**Excerpted data**
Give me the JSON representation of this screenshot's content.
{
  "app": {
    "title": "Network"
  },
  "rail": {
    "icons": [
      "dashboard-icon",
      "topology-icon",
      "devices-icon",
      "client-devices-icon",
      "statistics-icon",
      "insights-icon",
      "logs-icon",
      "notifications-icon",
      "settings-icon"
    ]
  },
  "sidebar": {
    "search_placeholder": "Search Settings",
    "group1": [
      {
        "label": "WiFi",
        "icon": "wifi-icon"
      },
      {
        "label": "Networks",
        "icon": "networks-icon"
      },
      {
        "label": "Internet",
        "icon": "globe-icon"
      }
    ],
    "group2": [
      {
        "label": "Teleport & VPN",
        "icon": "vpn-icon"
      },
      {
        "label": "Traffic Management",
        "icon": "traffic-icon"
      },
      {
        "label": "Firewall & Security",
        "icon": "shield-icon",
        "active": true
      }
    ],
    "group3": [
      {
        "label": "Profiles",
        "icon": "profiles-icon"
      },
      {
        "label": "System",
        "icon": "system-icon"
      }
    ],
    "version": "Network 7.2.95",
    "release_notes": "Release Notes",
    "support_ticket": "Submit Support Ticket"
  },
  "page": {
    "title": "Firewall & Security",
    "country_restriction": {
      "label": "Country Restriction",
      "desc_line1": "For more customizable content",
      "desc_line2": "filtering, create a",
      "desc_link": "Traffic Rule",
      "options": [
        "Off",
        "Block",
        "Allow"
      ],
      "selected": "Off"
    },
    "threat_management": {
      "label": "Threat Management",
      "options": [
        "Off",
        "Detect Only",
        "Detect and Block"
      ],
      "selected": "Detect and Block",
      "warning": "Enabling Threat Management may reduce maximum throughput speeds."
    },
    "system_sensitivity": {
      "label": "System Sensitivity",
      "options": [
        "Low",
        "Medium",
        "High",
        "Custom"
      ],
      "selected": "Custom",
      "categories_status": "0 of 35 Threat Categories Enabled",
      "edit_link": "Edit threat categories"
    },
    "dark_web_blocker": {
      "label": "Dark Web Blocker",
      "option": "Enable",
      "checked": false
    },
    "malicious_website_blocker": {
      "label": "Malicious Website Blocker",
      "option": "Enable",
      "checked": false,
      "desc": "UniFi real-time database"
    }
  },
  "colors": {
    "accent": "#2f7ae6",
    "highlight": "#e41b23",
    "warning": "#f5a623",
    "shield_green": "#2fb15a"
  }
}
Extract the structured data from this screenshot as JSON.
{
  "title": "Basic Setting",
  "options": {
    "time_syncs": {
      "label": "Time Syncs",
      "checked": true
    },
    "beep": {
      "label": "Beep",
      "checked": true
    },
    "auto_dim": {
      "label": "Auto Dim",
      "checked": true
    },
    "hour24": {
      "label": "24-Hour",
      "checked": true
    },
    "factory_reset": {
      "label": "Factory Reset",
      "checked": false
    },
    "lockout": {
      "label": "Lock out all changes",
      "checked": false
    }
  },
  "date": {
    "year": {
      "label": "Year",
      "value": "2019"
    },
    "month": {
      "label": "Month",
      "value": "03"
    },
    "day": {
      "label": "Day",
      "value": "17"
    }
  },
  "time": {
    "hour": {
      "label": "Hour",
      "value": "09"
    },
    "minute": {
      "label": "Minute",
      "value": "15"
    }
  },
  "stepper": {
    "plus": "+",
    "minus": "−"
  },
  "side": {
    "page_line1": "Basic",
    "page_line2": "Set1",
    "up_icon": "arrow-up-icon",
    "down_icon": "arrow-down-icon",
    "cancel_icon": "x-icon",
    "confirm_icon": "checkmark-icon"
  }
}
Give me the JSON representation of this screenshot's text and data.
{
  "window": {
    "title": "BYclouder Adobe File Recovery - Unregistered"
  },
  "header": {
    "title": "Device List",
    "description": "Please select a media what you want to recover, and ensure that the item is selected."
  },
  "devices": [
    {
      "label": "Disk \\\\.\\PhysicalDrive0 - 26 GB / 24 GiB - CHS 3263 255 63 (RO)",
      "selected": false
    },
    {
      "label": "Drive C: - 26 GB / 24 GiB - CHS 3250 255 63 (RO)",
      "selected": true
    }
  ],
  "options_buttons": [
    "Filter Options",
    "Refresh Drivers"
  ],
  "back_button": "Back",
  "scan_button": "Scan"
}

**Exercise**
Print the entries exactly. Include every one.

**Written answer**
Give me the JSON representation of this screenshot's content.
{
  "app": {
    "title": "Network"
  },
  "rail": {
    "icons": [
      "dashboard-icon",
      "topology-icon",
      "devices-icon",
      "client-devices-icon",
      "statistics-icon",
      "insights-icon",
      "logs-icon",
      "notifications-icon",
      "settings-icon"
    ]
  },
  "sidebar": {
    "search_placeholder": "Search Settings",
    "group1": [
      {
        "label": "WiFi",
        "icon": "wifi-icon"
      },
      {
        "label": "Networks",
        "icon": "networks-icon"
      },
      {
        "label": "Internet",
        "icon": "globe-icon"
      }
    ],
    "group2": [
      {
        "label": "Teleport & VPN",
        "icon": "vpn-icon"
      },
      {
        "label": "Traffic Management",
        "icon": "traffic-icon"
      },
      {
        "label": "Firewall & Security",
        "icon": "shield-icon",
        "active": true
      }
    ],
    "group3": [
      {
        "label": "Profiles",
        "icon": "profiles-icon"
      },
      {
        "label": "System",
        "icon": "system-icon"
      }
    ],
    "version": "Network 7.2.95",
    "release_notes": "Release Notes",
    "support_ticket": "Submit Support Ticket"
  },
  "page": {
    "title": "Firewall & Security",
    "country_restriction": {
      "label": "Country Restriction",
      "desc_line1": "For more customizable content",
      "desc_line2": "filtering, create a",
      "desc_link": "Traffic Rule",
      "options": [
        "Off",
        "Block",
        "Allow"
      ],
      "selected": "Off"
    },
    "threat_management": {
      "label": "Threat Management",
      "options": [
        "Off",
        "Detect Only",
        "Detect and Block"
      ],
      "selected": "Detect and Block",
      "warning": "Enabling Threat Management may reduce maximum throughput speeds."
    },
    "system_sensitivity": {
      "label": "System Sensitivity",
      "options": [
        "Low",
        "Medium",
        "High",
        "Custom"
      ],
      "selected": "Custom",
      "categories_status": "0 of 35 Threat Categories Enabled",
      "edit_link": "Edit threat categories"
    },
    "dark_web_blocker": {
      "label": "Dark Web Blocker",
      "option": "Enable",
      "checked": false
    },
    "malicious_website_blocker": {
      "label": "Malicious Website Blocker",
      "option": "Enable",
      "checked": false,
      "desc": "UniFi real-time database"
    }
  },
  "colors": {
    "accent": "#2f7ae6",
    "highlight": "#e41b23",
    "warning": "#f5a623",
    "shield_green": "#2fb15a"
  }
}
Extract the structured data from this screenshot as JSON.
{
  "title": "Basic Setting",
  "options": {
    "time_syncs": {
      "label": "Time Syncs",
      "checked": true
    },
    "beep": {
      "label": "Beep",
      "checked": true
    },
    "auto_dim": {
      "label": "Auto Dim",
      "checked": true
    },
    "hour24": {
      "label": "24-Hour",
      "checked": true
    },
    "factory_reset": {
      "label": "Factory Reset",
      "checked": false
    },
    "lockout": {
      "label": "Lock out all changes",
      "checked": false
    }
  },
  "date": {
    "year": {
      "label": "Year",
      "value": "2019"
    },
    "month": {
      "label": "Month",
      "value": "03"
    },
    "day": {
      "label": "Day",
      "value": "17"
    }
  },
  "time": {
    "hour": {
      "label": "Hour",
      "value": "09"
    },
    "minute": {
      "label": "Minute",
      "value": "15"
    }
  },
  "stepper": {
    "plus": "+",
    "minus": "−"
  },
  "side": {
    "page_line1": "Basic",
    "page_line2": "Set1",
    "up_icon": "arrow-up-icon",
    "down_icon": "arrow-down-icon",
    "cancel_icon": "x-icon",
    "confirm_icon": "checkmark-icon"
  }
}
Give me the JSON representation of this screenshot's text and data.
{
  "window": {
    "title": "BYclouder Adobe File Recovery - Unregistered"
  },
  "header": {
    "title": "Device List",
    "description": "Please select a media what you want to recover, and ensure that the item is selected."
  },
  "devices": [
    {
      "label": "Disk \\\\.\\PhysicalDrive0 - 26 GB / 24 GiB - CHS 3263 255 63 (RO)",
      "selected": false
    },
    {
      "label": "Drive C: - 26 GB / 24 GiB - CHS 3250 255 63 (RO)",
      "selected": true
    }
  ],
  "options_buttons": [
    "Filter Options",
    "Refresh Drivers"
  ],
  "back_button": "Back",
  "scan_button": "Scan"
}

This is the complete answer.